— begin —
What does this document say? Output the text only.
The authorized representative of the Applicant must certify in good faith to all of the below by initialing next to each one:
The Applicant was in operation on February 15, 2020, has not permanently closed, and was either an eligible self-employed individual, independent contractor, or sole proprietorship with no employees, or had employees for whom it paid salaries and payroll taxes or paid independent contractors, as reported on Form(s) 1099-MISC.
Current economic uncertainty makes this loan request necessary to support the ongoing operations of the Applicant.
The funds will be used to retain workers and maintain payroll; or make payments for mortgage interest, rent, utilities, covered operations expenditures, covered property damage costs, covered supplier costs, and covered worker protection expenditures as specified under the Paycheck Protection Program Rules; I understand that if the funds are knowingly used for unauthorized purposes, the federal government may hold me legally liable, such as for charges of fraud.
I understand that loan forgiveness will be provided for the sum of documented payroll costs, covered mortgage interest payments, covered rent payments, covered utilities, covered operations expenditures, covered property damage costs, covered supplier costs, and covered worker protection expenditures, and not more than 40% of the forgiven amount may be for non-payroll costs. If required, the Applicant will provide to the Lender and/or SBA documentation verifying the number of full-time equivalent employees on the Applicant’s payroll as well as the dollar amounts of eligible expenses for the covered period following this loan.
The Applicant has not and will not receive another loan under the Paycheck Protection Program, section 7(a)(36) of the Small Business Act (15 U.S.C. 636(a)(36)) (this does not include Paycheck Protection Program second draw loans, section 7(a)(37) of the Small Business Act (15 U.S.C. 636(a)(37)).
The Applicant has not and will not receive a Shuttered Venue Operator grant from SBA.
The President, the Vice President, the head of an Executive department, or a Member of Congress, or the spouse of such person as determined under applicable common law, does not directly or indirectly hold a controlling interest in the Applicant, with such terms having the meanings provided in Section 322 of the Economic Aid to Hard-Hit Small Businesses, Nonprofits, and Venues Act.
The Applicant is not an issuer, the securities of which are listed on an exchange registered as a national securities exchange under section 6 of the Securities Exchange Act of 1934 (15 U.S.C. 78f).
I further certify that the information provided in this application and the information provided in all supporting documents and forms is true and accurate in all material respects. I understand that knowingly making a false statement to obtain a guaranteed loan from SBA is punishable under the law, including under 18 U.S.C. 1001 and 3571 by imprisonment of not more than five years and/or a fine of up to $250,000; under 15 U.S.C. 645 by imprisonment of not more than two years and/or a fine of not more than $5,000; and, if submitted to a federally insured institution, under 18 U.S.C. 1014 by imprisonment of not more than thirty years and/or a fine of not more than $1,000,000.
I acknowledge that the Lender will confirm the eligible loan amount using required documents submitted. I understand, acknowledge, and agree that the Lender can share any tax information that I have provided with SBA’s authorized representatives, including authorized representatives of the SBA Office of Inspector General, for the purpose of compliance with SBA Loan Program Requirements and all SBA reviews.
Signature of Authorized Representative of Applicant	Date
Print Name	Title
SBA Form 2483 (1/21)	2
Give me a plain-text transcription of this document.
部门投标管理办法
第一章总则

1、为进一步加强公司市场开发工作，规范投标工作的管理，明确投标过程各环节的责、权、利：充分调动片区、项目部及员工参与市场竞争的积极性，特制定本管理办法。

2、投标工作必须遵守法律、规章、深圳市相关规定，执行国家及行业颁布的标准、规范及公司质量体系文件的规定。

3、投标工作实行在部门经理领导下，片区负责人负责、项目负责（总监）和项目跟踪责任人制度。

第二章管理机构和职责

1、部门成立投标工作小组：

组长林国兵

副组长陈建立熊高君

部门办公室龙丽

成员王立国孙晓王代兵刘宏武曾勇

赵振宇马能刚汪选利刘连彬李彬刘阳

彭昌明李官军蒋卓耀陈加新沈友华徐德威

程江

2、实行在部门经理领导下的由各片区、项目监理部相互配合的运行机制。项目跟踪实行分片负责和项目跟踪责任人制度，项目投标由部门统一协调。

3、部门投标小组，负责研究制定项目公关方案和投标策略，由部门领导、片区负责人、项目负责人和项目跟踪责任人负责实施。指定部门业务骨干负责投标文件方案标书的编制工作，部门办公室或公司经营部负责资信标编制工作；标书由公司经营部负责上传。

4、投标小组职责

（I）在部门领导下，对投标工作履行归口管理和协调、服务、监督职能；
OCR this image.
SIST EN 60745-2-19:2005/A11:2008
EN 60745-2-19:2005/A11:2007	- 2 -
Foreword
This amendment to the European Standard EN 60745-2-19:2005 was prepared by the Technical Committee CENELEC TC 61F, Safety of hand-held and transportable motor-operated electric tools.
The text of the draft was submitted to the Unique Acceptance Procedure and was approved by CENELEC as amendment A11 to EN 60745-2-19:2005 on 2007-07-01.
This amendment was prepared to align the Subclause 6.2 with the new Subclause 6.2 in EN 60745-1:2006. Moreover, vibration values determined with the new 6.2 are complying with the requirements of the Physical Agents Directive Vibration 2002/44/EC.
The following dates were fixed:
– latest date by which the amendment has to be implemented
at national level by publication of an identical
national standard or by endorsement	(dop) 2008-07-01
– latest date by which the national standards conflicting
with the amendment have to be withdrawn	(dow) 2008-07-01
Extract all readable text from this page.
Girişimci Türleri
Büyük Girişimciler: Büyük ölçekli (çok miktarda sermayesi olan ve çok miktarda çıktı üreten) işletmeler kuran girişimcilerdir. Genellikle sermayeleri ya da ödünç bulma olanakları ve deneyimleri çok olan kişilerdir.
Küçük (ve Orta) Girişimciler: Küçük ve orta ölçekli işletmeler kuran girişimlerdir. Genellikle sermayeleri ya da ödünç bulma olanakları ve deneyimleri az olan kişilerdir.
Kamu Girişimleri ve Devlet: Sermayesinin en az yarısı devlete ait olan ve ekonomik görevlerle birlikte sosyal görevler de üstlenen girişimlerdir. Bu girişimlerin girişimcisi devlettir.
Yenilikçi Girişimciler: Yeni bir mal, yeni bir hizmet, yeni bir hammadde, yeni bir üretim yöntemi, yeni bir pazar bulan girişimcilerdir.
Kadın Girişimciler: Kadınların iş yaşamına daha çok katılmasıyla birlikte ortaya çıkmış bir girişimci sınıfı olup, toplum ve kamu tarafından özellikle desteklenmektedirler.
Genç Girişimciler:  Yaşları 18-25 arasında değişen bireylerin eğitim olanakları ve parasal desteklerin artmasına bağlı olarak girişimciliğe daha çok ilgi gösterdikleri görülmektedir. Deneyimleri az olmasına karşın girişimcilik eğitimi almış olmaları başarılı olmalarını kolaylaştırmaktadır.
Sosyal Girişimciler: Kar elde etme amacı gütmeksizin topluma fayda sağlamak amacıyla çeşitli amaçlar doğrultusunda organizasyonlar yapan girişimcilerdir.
— end —
**PROBLEM DETAILS**
Give only the number of lines in the records that contain the string "latest".

**IN RESPONSE**
2